_Consegna_
Continua il brano sulle classifiche culturali e politiche, riprendendo subito dopo la sua ultima frase.

_Brano da leggere_

Le classifiche culturali e politiche fatte male valgono meno dell’oroscopo del divino Otelma

Presentazione1

Oltre a combattere contro le bufale in Rete, le bugie dei politici, l’incomprensione dell’economia e le telefonate truffaldine dobbiamo anche imparare a difenderci da serissimi spacciatori di presunte verità che servono (forse) a indirizzare l’orientamento politico e culturale delle persone ma che si rivelano prive di una serie base empirica e argomentativa. Il dolo (o semplicemente l’incuria, l’ingenuità, io ultimamente mi sento meno buono) viene rivestito di una presunta “scientificità” che frega il lettore, per esempio nel caso delle classifiche che piacciono moltissimo agli anglosassoni e al Sole 24 Ore. Per quanto riguarda il quotidiano economico e finanziario ho già avuto modo di criticare la loro annuale classifica delle province italiane rispetto alla qualità della vita. Peggiore di quella – perché ancora più banale nella selezione degli indicatori – la loro più recente classifica delle Università italiane sulla quale non mi intratterrò perché ho deciso di sparare a un bersaglio più grosso.

_Dati estratti_
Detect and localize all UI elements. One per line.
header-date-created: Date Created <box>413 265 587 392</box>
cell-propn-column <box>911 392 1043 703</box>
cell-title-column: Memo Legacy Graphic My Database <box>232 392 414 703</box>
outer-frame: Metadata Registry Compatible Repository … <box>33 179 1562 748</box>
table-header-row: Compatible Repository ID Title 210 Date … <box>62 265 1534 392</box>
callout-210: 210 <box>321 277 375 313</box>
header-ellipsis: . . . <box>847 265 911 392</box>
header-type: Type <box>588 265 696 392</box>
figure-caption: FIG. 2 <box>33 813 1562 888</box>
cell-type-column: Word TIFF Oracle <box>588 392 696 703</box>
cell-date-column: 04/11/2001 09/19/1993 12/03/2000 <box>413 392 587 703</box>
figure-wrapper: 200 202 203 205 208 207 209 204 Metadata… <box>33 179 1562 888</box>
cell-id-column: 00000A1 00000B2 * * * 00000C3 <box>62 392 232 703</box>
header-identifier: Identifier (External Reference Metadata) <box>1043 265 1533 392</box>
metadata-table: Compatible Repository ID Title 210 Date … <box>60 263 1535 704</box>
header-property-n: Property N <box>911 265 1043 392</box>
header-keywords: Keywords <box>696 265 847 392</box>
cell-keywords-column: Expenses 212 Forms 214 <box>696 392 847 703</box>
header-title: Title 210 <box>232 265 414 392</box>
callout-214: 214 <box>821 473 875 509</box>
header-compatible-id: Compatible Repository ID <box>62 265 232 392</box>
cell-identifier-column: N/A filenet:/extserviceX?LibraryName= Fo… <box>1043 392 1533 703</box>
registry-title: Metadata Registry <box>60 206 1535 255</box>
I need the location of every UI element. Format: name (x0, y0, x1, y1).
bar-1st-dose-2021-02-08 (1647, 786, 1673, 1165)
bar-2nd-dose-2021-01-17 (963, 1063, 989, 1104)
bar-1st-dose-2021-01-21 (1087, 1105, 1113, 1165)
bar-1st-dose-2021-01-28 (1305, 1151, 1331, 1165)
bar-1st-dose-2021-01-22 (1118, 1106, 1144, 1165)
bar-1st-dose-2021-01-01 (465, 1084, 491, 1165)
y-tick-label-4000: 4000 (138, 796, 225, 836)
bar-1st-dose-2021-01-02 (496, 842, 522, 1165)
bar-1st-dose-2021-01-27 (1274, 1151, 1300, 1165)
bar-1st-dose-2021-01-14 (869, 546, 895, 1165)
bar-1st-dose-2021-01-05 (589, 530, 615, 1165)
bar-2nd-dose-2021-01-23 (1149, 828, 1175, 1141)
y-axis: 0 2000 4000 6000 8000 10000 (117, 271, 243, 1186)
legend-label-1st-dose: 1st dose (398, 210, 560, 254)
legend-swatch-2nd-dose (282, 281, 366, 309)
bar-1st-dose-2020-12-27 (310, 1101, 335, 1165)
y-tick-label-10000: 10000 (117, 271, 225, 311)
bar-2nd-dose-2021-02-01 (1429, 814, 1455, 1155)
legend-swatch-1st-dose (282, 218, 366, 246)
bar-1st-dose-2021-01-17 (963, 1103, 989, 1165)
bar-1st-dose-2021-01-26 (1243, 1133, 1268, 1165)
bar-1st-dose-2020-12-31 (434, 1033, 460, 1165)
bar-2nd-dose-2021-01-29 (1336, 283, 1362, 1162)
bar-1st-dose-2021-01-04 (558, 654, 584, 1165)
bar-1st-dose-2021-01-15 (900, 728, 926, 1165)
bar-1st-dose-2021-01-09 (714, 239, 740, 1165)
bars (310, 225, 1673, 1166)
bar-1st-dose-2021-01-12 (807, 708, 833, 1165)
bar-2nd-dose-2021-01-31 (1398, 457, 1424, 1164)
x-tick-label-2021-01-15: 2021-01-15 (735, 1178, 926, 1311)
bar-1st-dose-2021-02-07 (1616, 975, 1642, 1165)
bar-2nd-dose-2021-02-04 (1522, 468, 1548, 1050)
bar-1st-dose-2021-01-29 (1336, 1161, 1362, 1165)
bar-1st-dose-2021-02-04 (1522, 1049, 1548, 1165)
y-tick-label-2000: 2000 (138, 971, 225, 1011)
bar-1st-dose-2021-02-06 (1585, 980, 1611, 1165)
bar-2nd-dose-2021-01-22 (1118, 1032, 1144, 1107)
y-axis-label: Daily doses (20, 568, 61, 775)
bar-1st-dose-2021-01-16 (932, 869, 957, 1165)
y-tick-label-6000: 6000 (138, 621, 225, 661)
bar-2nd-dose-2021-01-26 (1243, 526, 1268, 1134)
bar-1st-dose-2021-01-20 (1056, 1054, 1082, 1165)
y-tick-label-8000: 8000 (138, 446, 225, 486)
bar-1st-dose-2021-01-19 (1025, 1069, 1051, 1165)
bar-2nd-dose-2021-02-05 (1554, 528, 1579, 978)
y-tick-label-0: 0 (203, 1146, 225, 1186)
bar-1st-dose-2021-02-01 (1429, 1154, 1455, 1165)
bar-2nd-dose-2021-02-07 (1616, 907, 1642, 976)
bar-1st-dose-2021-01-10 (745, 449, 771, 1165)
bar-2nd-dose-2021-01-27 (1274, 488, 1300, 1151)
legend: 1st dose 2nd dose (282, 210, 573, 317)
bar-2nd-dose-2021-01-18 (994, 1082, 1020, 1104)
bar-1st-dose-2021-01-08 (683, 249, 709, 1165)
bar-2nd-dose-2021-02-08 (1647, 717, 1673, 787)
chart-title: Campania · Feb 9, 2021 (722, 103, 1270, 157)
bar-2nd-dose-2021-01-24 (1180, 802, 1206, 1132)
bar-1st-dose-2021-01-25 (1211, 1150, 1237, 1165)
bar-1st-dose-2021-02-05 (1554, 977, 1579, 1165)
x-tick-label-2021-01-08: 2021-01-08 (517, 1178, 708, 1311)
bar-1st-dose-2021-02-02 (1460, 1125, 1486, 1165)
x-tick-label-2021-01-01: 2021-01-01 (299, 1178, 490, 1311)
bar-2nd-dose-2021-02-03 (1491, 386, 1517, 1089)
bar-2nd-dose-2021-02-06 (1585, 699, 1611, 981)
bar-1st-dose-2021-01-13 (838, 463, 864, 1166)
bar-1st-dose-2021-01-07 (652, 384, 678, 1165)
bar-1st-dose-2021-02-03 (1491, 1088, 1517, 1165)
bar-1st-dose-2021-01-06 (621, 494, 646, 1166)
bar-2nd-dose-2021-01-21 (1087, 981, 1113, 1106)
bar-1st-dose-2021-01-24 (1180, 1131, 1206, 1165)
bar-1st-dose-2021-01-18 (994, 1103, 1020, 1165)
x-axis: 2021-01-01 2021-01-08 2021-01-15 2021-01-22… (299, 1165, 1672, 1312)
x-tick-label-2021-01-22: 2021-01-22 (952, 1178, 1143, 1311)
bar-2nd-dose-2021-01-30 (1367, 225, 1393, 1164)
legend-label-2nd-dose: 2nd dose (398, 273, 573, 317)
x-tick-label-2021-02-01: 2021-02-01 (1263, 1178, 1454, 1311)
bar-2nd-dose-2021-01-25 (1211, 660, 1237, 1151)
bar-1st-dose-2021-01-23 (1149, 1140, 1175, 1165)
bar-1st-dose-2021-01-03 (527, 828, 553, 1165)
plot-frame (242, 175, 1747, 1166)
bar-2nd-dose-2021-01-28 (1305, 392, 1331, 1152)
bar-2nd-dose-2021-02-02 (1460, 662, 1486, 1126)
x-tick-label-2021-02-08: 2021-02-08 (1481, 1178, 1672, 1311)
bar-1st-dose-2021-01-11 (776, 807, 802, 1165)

_Risultato atteso_
Il bersaglio grosso è nientepopodimeno che il Global Peace Index 2015 prodotto dall’Institute for Economics & Peace, uno di quei think tank tipici di altre sponde, coi soldi, agganci politici e istituzionali e tante buone intenzioni. Prima di procedere con le mie critiche vi devo però proporre un gioco. Fate finta di essere voi l’IEP e di dover decidere quali paesi del mondo siano da considerare più pacifici e quali più aggressivi. Per deciderlo dovete selezionare un certo numero di “indicatori”, ovvero di elementi che, opportunamente misurati, decidano della pacificità o dell’aggressività di ciascun paese. Per esempio un indicatore potrebbe riguardare lo stato di guerra: ogni paese attualmente in guerra avrà un valore negativo su quell’indicatore, ovviamente. Un altro indicatore potrebbe essere il riconoscimento diplomatico internazionale: un paese riconosciuto da poche altre nazioni è isolato e poco considerato, forse proprio perché ritenuto poco degno di entrare nella comunità internazionale. Insomma pensateci due minuti: in base a quali indicatori (da verificare empiricamente) andreste a vedere quali sono i paesi più pacifici?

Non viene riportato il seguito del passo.